#### Task goal:
Extract all lines containing "suối".

(Collection entries)
========================================================================
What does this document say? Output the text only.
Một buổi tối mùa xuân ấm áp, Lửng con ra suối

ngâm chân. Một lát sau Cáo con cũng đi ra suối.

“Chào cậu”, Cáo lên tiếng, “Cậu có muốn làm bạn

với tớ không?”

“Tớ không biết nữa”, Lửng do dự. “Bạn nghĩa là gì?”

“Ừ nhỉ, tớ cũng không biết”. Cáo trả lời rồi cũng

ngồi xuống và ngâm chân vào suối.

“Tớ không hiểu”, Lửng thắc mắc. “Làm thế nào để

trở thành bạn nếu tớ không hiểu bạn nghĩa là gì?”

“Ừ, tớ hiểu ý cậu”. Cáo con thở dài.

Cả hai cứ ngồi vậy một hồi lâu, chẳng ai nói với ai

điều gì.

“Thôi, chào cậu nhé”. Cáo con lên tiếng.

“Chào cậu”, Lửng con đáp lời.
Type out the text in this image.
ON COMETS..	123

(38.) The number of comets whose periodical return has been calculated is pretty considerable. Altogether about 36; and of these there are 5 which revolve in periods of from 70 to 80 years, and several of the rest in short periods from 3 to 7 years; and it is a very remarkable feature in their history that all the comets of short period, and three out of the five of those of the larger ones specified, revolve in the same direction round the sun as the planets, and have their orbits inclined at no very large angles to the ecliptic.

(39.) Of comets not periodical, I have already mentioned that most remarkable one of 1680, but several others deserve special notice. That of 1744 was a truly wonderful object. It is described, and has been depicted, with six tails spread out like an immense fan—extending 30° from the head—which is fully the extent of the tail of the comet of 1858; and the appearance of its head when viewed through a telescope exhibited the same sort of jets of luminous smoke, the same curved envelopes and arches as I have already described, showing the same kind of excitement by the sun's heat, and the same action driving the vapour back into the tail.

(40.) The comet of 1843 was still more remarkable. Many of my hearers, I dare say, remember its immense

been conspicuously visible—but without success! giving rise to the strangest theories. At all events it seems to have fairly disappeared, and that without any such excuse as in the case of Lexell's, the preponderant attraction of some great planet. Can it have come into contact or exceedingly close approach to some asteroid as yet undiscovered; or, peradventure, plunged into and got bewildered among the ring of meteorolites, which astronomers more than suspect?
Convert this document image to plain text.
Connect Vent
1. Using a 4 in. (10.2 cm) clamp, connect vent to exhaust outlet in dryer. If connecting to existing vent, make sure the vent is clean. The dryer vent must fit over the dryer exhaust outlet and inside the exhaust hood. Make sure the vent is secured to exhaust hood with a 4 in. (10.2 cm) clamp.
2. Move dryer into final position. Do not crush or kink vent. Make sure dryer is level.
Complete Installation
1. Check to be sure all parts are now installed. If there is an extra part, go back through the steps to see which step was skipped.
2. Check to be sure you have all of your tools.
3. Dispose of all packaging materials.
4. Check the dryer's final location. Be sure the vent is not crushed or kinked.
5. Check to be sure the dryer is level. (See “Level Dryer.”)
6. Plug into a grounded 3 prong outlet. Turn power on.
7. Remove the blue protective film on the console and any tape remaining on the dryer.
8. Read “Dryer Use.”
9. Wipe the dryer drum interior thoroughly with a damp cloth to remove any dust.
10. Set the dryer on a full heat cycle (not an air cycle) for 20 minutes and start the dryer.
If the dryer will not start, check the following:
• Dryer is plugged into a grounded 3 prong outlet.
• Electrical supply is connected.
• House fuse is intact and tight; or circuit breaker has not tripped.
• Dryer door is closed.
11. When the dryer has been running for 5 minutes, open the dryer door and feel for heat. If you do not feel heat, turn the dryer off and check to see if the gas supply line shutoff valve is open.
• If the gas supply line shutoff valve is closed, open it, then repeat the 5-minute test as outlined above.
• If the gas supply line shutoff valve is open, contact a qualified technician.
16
========================================================================
#### Result for this task:
Một buổi tối mùa xuân ấm áp, Lửng con ra suối
ngâm chân. Một lát sau Cáo con cũng đi ra suối.
ngồi xuống và ngâm chân vào suối.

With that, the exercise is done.